**PROBLEM REQUIREMENTS**: Repeat all of the material below exactly as written, images excluded.

**STORED RECORDS**:
** start **
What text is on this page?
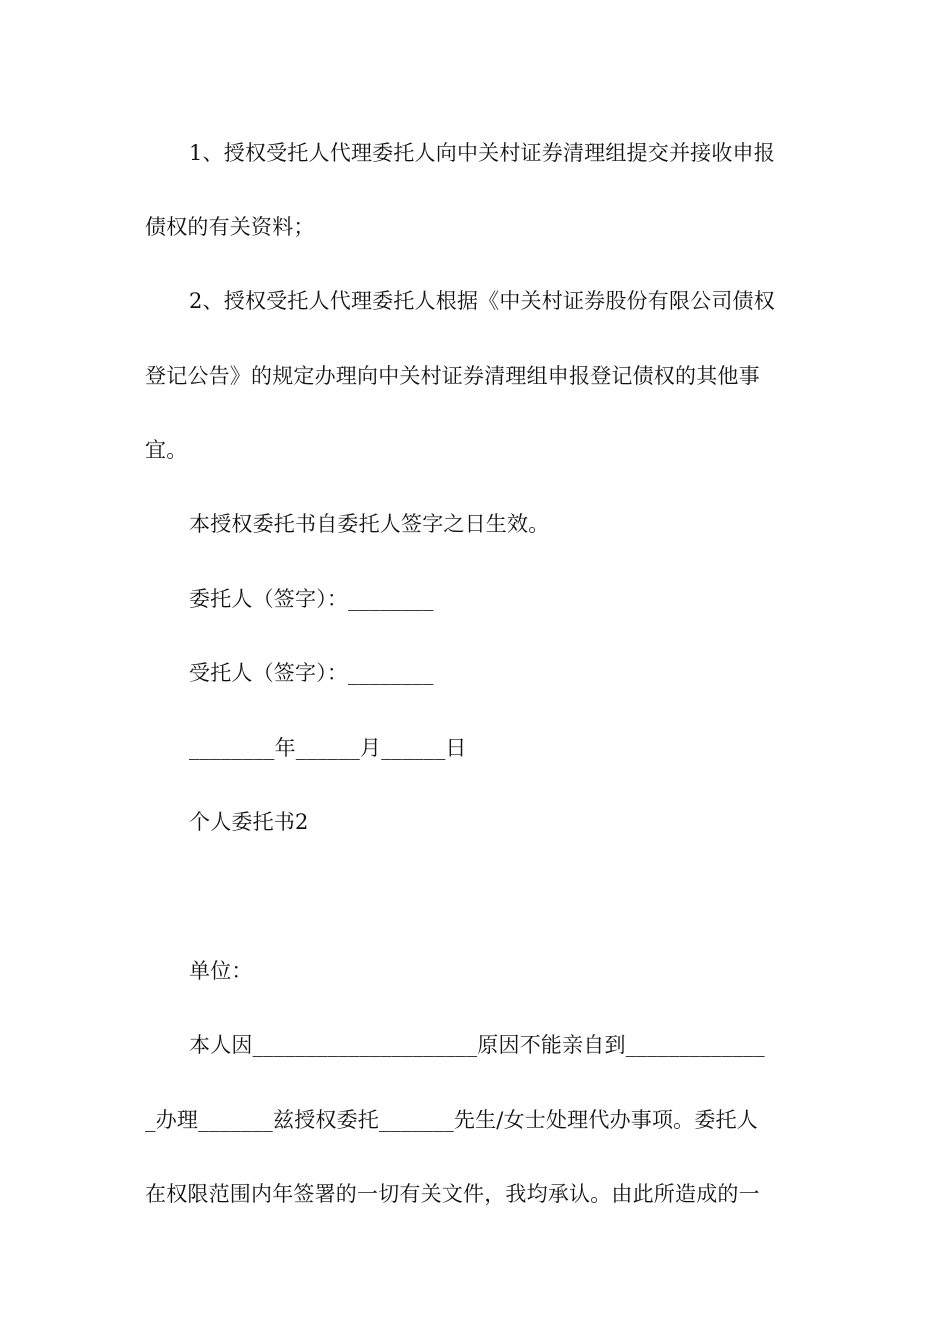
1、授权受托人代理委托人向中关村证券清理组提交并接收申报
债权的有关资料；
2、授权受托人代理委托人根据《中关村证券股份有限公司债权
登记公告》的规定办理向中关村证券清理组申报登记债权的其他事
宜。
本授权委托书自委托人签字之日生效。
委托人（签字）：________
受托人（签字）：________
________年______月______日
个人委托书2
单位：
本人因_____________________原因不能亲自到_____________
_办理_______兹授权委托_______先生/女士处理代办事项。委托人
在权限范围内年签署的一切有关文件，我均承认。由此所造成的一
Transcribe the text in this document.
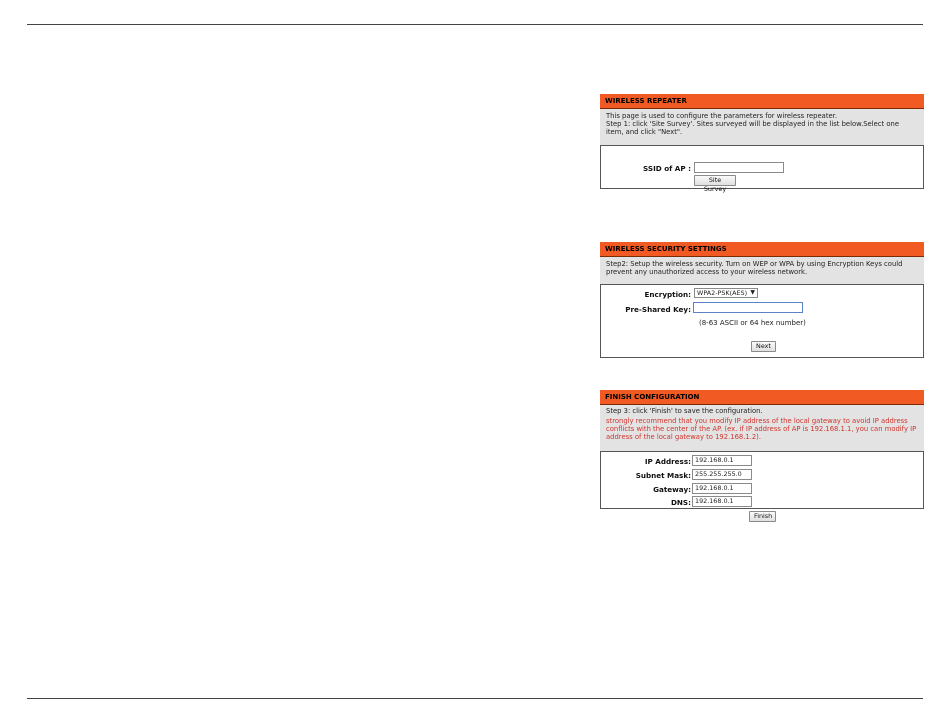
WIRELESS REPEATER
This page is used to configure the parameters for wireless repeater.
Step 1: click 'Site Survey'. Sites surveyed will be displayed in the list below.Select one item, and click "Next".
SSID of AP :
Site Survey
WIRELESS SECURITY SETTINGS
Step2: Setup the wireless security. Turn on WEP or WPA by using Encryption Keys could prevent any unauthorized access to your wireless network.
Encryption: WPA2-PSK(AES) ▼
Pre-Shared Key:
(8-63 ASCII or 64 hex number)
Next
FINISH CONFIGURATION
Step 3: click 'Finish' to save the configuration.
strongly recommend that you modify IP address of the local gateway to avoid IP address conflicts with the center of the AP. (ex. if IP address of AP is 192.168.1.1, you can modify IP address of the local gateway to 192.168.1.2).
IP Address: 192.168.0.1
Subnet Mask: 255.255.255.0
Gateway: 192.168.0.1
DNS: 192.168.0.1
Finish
** end **
**REPLY TO THE EXERCISE**:
What text is on this page?
1、授权受托人代理委托人向中关村证券清理组提交并接收申报
债权的有关资料；
2、授权受托人代理委托人根据《中关村证券股份有限公司债权
登记公告》的规定办理向中关村证券清理组申报登记债权的其他事
宜。
本授权委托书自委托人签字之日生效。
委托人（签字）：________
受托人（签字）：________
________年______月______日
个人委托书2
单位：
本人因_____________________原因不能亲自到_____________
_办理_______兹授权委托_______先生/女士处理代办事项。委托人
在权限范围内年签署的一切有关文件，我均承认。由此所造成的一
Transcribe the text in this document.
WIRELESS REPEATER
This page is used to configure the parameters for wireless repeater.
Step 1: click 'Site Survey'. Sites surveyed will be displayed in the list below.Select one item, and click "Next".
SSID of AP :
Site Survey
WIRELESS SECURITY SETTINGS
Step2: Setup the wireless security. Turn on WEP or WPA by using Encryption Keys could prevent any unauthorized access to your wireless network.
Encryption: WPA2-PSK(AES) ▼
Pre-Shared Key:
(8-63 ASCII or 64 hex number)
Next
FINISH CONFIGURATION
Step 3: click 'Finish' to save the configuration.
strongly recommend that you modify IP address of the local gateway to avoid IP address conflicts with the center of the AP. (ex. if IP address of AP is 192.168.1.1, you can modify IP address of the local gateway to 192.168.1.2).
IP Address: 192.168.0.1
Subnet Mask: 255.255.255.0
Gateway: 192.168.0.1
DNS: 192.168.0.1
Finish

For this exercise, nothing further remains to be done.